[Figure record listings]
==============================
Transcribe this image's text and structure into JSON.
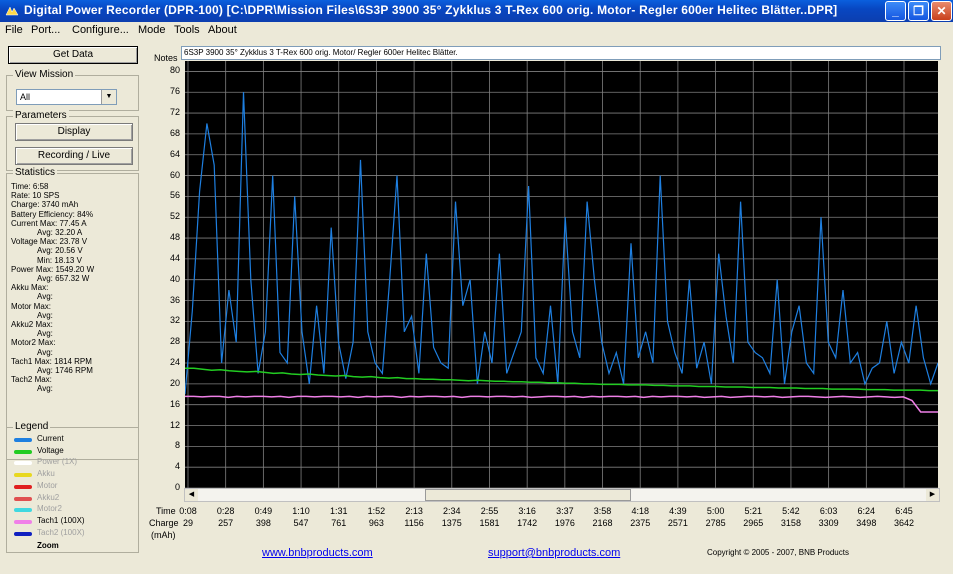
{
  "window": {
    "title": "Digital Power Recorder (DPR-100) [C:\\DPR\\Mission Files\\6S3P 3900 35° Zykklus 3 T-Rex 600 orig. Motor- Regler 600er Helitec Blätter..DPR]",
    "minimize": "_",
    "restore": "❐",
    "close": "✕"
  },
  "menu": {
    "file": "File",
    "port": "Port...",
    "configure": "Configure...",
    "mode": "Mode",
    "tools": "Tools",
    "about": "About"
  },
  "sidebar": {
    "get_data": "Get Data",
    "view_mission_label": "View Mission",
    "view_mission_value": "All",
    "parameters_label": "Parameters",
    "display_button": "Display",
    "recording_button": "Recording / Live",
    "statistics_label": "Statistics",
    "stats": [
      "Time: 6:58",
      "Rate: 10 SPS",
      "Charge: 3740 mAh",
      "Battery Efficiency: 84%",
      "Current Max: 77.45 A",
      "Avg: 32.20 A",
      "Voltage Max: 23.78 V",
      "Avg: 20.56 V",
      "Min: 18.13 V",
      "Power Max: 1549.20 W",
      "Avg: 657.32 W",
      "Akku Max:",
      "Avg:",
      "Motor Max:",
      "Avg:",
      "Akku2 Max:",
      "Avg:",
      "Motor2 Max:",
      "Avg:",
      "Tach1 Max: 1814 RPM",
      "Avg: 1746 RPM",
      "Tach2 Max:",
      "Avg:"
    ],
    "legend_label": "Legend",
    "legend": [
      {
        "name": "Current",
        "color": "#1E7FE0",
        "text_color": "#000000"
      },
      {
        "name": "Voltage",
        "color": "#22CC22",
        "text_color": "#000000"
      },
      {
        "name": "Power     (1X)",
        "color": "#FFFFFF",
        "text_color": "#A0A0A0"
      },
      {
        "name": "Akku",
        "color": "#E8D820",
        "text_color": "#A0A0A0"
      },
      {
        "name": "Motor",
        "color": "#E02020",
        "text_color": "#A0A0A0"
      },
      {
        "name": "Akku2",
        "color": "#E05050",
        "text_color": "#A0A0A0"
      },
      {
        "name": "Motor2",
        "color": "#40D8E0",
        "text_color": "#A0A0A0"
      },
      {
        "name": "Tach1   (100X)",
        "color": "#F080E8",
        "text_color": "#000000"
      },
      {
        "name": "Tach2   (100X)",
        "color": "#1020C0",
        "text_color": "#A0A0A0"
      }
    ],
    "zoom_label": "Zoom"
  },
  "chart": {
    "notes_label": "Notes",
    "notes_value": "6S3P 3900 35° Zykklus 3 T-Rex 600 orig. Motor/ Regler 600er Helitec Blätter.",
    "y_ticks": [
      "80",
      "76",
      "72",
      "68",
      "64",
      "60",
      "56",
      "52",
      "48",
      "44",
      "40",
      "36",
      "32",
      "28",
      "24",
      "20",
      "16",
      "12",
      "8",
      "4",
      "0"
    ],
    "time_label": "Time",
    "charge_label": "Charge",
    "charge_unit": "(mAh)",
    "time_ticks": [
      "0:08",
      "0:28",
      "0:49",
      "1:10",
      "1:31",
      "1:52",
      "2:13",
      "2:34",
      "2:55",
      "3:16",
      "3:37",
      "3:58",
      "4:18",
      "4:39",
      "5:00",
      "5:21",
      "5:42",
      "6:03",
      "6:24",
      "6:45"
    ],
    "charge_ticks": [
      "29",
      "257",
      "398",
      "547",
      "761",
      "963",
      "1156",
      "1375",
      "1581",
      "1742",
      "1976",
      "2168",
      "2375",
      "2571",
      "2785",
      "2965",
      "3158",
      "3309",
      "3498",
      "3642"
    ]
  },
  "chart_data": {
    "type": "line",
    "ylim": [
      0,
      82
    ],
    "x_label": "Time",
    "series": [
      {
        "name": "Current",
        "color": "#1E7FE0",
        "values": [
          18,
          34,
          57,
          70,
          62,
          24,
          38,
          28,
          76,
          40,
          22,
          30,
          60,
          26,
          24,
          56,
          30,
          20,
          35,
          22,
          50,
          28,
          21,
          28,
          63,
          30,
          24,
          22,
          40,
          60,
          30,
          33,
          22,
          45,
          27,
          24,
          23,
          55,
          35,
          40,
          20,
          30,
          24,
          45,
          22,
          26,
          30,
          58,
          25,
          22,
          35,
          20,
          52,
          30,
          25,
          55,
          40,
          28,
          22,
          26,
          20,
          47,
          25,
          30,
          24,
          60,
          32,
          26,
          22,
          40,
          23,
          28,
          20,
          45,
          33,
          24,
          55,
          28,
          26,
          25,
          22,
          40,
          20,
          30,
          35,
          24,
          22,
          52,
          28,
          25,
          38,
          24,
          26,
          20,
          23,
          24,
          32,
          22,
          28,
          24,
          35,
          25,
          20,
          24
        ]
      },
      {
        "name": "Voltage",
        "color": "#22CC22",
        "values": [
          23.0,
          23.0,
          22.8,
          22.6,
          22.7,
          22.5,
          22.4,
          22.3,
          22.4,
          22.2,
          22.0,
          22.1,
          21.9,
          21.8,
          21.9,
          21.7,
          21.6,
          21.5,
          21.6,
          21.4,
          21.3,
          21.4,
          21.2,
          21.1,
          21.2,
          21.0,
          21.0,
          20.9,
          20.9,
          20.8,
          20.8,
          20.7,
          20.6,
          20.7,
          20.6,
          20.5,
          20.5,
          20.4,
          20.4,
          20.3,
          20.3,
          20.2,
          20.2,
          20.1,
          20.1,
          20.0,
          20.0,
          19.9,
          19.9,
          19.9,
          19.8,
          19.8,
          19.8,
          19.7,
          19.7,
          19.6,
          19.6,
          19.6,
          19.5,
          19.5,
          19.5,
          19.4,
          19.4,
          19.4,
          19.3,
          19.3,
          19.3,
          19.2,
          19.2,
          19.2,
          19.1,
          19.1,
          19.1,
          19.0,
          19.0,
          19.0,
          19.0,
          18.9,
          18.9,
          18.9,
          18.8,
          18.8,
          18.8,
          18.8,
          18.7,
          18.7
        ]
      },
      {
        "name": "Tach1",
        "color": "#F080E8",
        "values": [
          17.6,
          17.6,
          17.5,
          17.6,
          17.6,
          17.4,
          17.6,
          17.5,
          17.6,
          17.6,
          17.5,
          17.6,
          17.4,
          17.6,
          17.6,
          17.5,
          17.6,
          17.6,
          17.5,
          17.6,
          17.4,
          17.6,
          17.5,
          17.6,
          17.6,
          17.4,
          17.6,
          17.5,
          17.6,
          17.6,
          17.5,
          17.6,
          17.4,
          17.6,
          17.6,
          17.5,
          17.6,
          17.6,
          17.5,
          17.6,
          17.4,
          17.5,
          17.6,
          17.6,
          17.5,
          17.6,
          17.4,
          17.6,
          17.5,
          17.6,
          17.6,
          17.5,
          17.6,
          17.4,
          17.6,
          17.5,
          17.6,
          17.6,
          17.5,
          17.6,
          17.4,
          17.5,
          17.6,
          17.4,
          17.5,
          17.6,
          17.6,
          17.5,
          17.6,
          17.4,
          17.5,
          17.6,
          17.6,
          17.5,
          17.4,
          17.5,
          17.6,
          17.5,
          17.4,
          17.5,
          17.6,
          17.5,
          17.4,
          17.5,
          16.8,
          14.6,
          14.6,
          14.6
        ]
      }
    ]
  },
  "footer": {
    "website": "www.bnbproducts.com",
    "support": "support@bnbproducts.com",
    "copyright": "Copyright © 2005 - 2007, BNB Products"
  }
}
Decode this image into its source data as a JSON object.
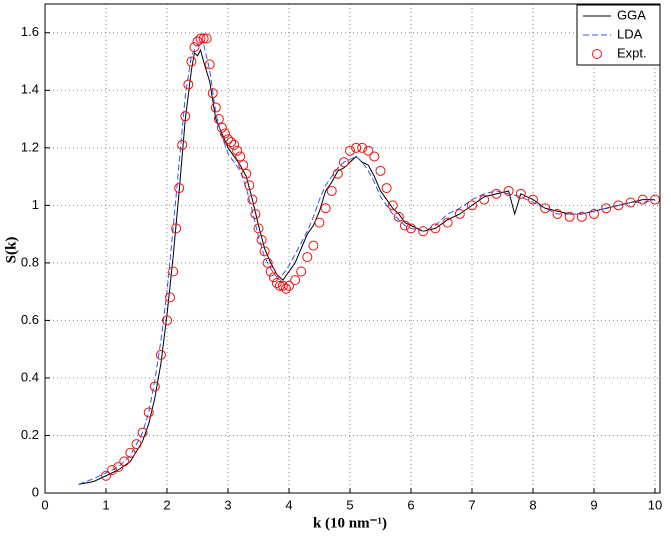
{
  "chart_data": {
    "type": "line",
    "x_label": "k (10 nm⁻¹)",
    "y_label": "S(k)",
    "xlim": [
      0,
      10
    ],
    "xticks": [
      0,
      1,
      2,
      3,
      4,
      5,
      6,
      7,
      8,
      9,
      10
    ],
    "ylim": [
      0,
      1.7
    ],
    "yticks": [
      0,
      0.2,
      0.4,
      0.6,
      0.8,
      1,
      1.2,
      1.4,
      1.6
    ],
    "grid": true,
    "legend": "upper right",
    "series": [
      {
        "name": "GGA",
        "color": "#000000",
        "style": "solid",
        "x": [
          0.55,
          0.8,
          1.0,
          1.2,
          1.4,
          1.6,
          1.7,
          1.8,
          1.9,
          2.0,
          2.1,
          2.2,
          2.3,
          2.4,
          2.45,
          2.5,
          2.55,
          2.6,
          2.7,
          2.8,
          2.9,
          3.0,
          3.1,
          3.2,
          3.3,
          3.4,
          3.5,
          3.6,
          3.7,
          3.8,
          3.9,
          4.0,
          4.1,
          4.2,
          4.3,
          4.4,
          4.5,
          4.6,
          4.7,
          4.8,
          4.9,
          5.0,
          5.1,
          5.2,
          5.3,
          5.4,
          5.5,
          5.6,
          5.7,
          5.8,
          5.9,
          6.0,
          6.2,
          6.4,
          6.6,
          6.8,
          7.0,
          7.2,
          7.4,
          7.6,
          7.7,
          7.8,
          8.0,
          8.2,
          8.4,
          8.6,
          8.8,
          9.0,
          9.2,
          9.4,
          9.6,
          9.8,
          10.0
        ],
        "values": [
          0.03,
          0.04,
          0.06,
          0.08,
          0.11,
          0.18,
          0.24,
          0.33,
          0.45,
          0.62,
          0.82,
          1.05,
          1.3,
          1.47,
          1.53,
          1.52,
          1.54,
          1.5,
          1.43,
          1.3,
          1.25,
          1.2,
          1.17,
          1.14,
          1.1,
          1.02,
          0.93,
          0.85,
          0.8,
          0.76,
          0.74,
          0.77,
          0.8,
          0.85,
          0.9,
          0.93,
          0.98,
          1.05,
          1.08,
          1.12,
          1.13,
          1.15,
          1.17,
          1.15,
          1.14,
          1.1,
          1.05,
          1.02,
          0.99,
          0.97,
          0.94,
          0.93,
          0.91,
          0.92,
          0.95,
          0.97,
          1.0,
          1.03,
          1.04,
          1.05,
          0.97,
          1.04,
          1.02,
          0.99,
          0.98,
          0.97,
          0.97,
          0.98,
          0.99,
          1.0,
          1.01,
          1.02,
          1.02
        ]
      },
      {
        "name": "LDA",
        "color": "#3355ee",
        "style": "dashed",
        "x": [
          0.55,
          0.8,
          1.0,
          1.2,
          1.4,
          1.6,
          1.7,
          1.8,
          1.9,
          2.0,
          2.1,
          2.2,
          2.3,
          2.4,
          2.5,
          2.6,
          2.7,
          2.8,
          2.9,
          3.0,
          3.1,
          3.2,
          3.3,
          3.4,
          3.5,
          3.6,
          3.7,
          3.8,
          3.9,
          4.0,
          4.1,
          4.2,
          4.3,
          4.4,
          4.5,
          4.6,
          4.7,
          4.8,
          4.9,
          5.0,
          5.1,
          5.2,
          5.3,
          5.4,
          5.5,
          5.6,
          5.7,
          5.8,
          5.9,
          6.0,
          6.2,
          6.4,
          6.6,
          6.8,
          7.0,
          7.2,
          7.4,
          7.6,
          7.8,
          8.0,
          8.2,
          8.4,
          8.6,
          8.8,
          9.0,
          9.2,
          9.4,
          9.6,
          9.8,
          10.0
        ],
        "values": [
          0.03,
          0.05,
          0.07,
          0.09,
          0.13,
          0.21,
          0.28,
          0.39,
          0.53,
          0.7,
          0.92,
          1.15,
          1.38,
          1.52,
          1.56,
          1.56,
          1.47,
          1.32,
          1.24,
          1.18,
          1.15,
          1.12,
          1.06,
          0.98,
          0.89,
          0.82,
          0.78,
          0.75,
          0.76,
          0.79,
          0.83,
          0.87,
          0.91,
          0.96,
          1.02,
          1.07,
          1.1,
          1.13,
          1.15,
          1.16,
          1.17,
          1.15,
          1.12,
          1.08,
          1.03,
          1.0,
          0.97,
          0.95,
          0.93,
          0.92,
          0.91,
          0.93,
          0.97,
          0.99,
          1.02,
          1.04,
          1.05,
          1.04,
          1.03,
          1.01,
          0.99,
          0.97,
          0.97,
          0.97,
          0.98,
          0.99,
          1.0,
          1.01,
          1.01,
          1.02
        ]
      },
      {
        "name": "Expt.",
        "color": "#ee1111",
        "style": "circle",
        "x": [
          1.0,
          1.1,
          1.2,
          1.3,
          1.4,
          1.5,
          1.6,
          1.7,
          1.8,
          1.9,
          2.0,
          2.05,
          2.1,
          2.15,
          2.2,
          2.25,
          2.3,
          2.35,
          2.4,
          2.45,
          2.5,
          2.55,
          2.6,
          2.65,
          2.7,
          2.75,
          2.8,
          2.85,
          2.9,
          2.95,
          3.0,
          3.05,
          3.1,
          3.15,
          3.2,
          3.25,
          3.3,
          3.35,
          3.4,
          3.45,
          3.5,
          3.55,
          3.6,
          3.65,
          3.7,
          3.75,
          3.8,
          3.85,
          3.9,
          3.95,
          4.0,
          4.1,
          4.2,
          4.3,
          4.4,
          4.5,
          4.6,
          4.7,
          4.8,
          4.9,
          5.0,
          5.1,
          5.2,
          5.3,
          5.4,
          5.5,
          5.6,
          5.7,
          5.8,
          5.9,
          6.0,
          6.2,
          6.4,
          6.6,
          6.8,
          7.0,
          7.2,
          7.4,
          7.6,
          7.8,
          8.0,
          8.2,
          8.4,
          8.6,
          8.8,
          9.0,
          9.2,
          9.4,
          9.6,
          9.8,
          10.0
        ],
        "values": [
          0.06,
          0.08,
          0.09,
          0.11,
          0.14,
          0.17,
          0.21,
          0.28,
          0.37,
          0.48,
          0.6,
          0.68,
          0.77,
          0.92,
          1.06,
          1.21,
          1.31,
          1.42,
          1.5,
          1.55,
          1.57,
          1.58,
          1.58,
          1.58,
          1.49,
          1.39,
          1.34,
          1.3,
          1.27,
          1.25,
          1.23,
          1.22,
          1.21,
          1.19,
          1.17,
          1.14,
          1.11,
          1.07,
          1.02,
          0.97,
          0.92,
          0.88,
          0.84,
          0.8,
          0.77,
          0.75,
          0.73,
          0.72,
          0.72,
          0.71,
          0.72,
          0.74,
          0.77,
          0.82,
          0.86,
          0.94,
          0.99,
          1.05,
          1.11,
          1.15,
          1.19,
          1.2,
          1.2,
          1.19,
          1.17,
          1.12,
          1.06,
          1.0,
          0.96,
          0.93,
          0.92,
          0.91,
          0.92,
          0.94,
          0.97,
          1.0,
          1.02,
          1.04,
          1.05,
          1.04,
          1.02,
          0.99,
          0.97,
          0.96,
          0.96,
          0.97,
          0.99,
          1.0,
          1.01,
          1.02,
          1.02
        ]
      }
    ]
  }
}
==============================
WHAT YOU NEED TO DO: In the lines above, find each one with "orig" and list it.

THE ANSWER:
    "title": "Digital Power Recorder (DPR-100) [C:\\DPR\\Mission Files\\6S3P 3900 35° Zykklus 3 T-Rex 600 orig. Motor- Regler 600er Helitec Blätter..DPR]",
    "notes_value": "6S3P 3900 35° Zykklus 3 T-Rex 600 orig. Motor/ Regler 600er Helitec Blätter.",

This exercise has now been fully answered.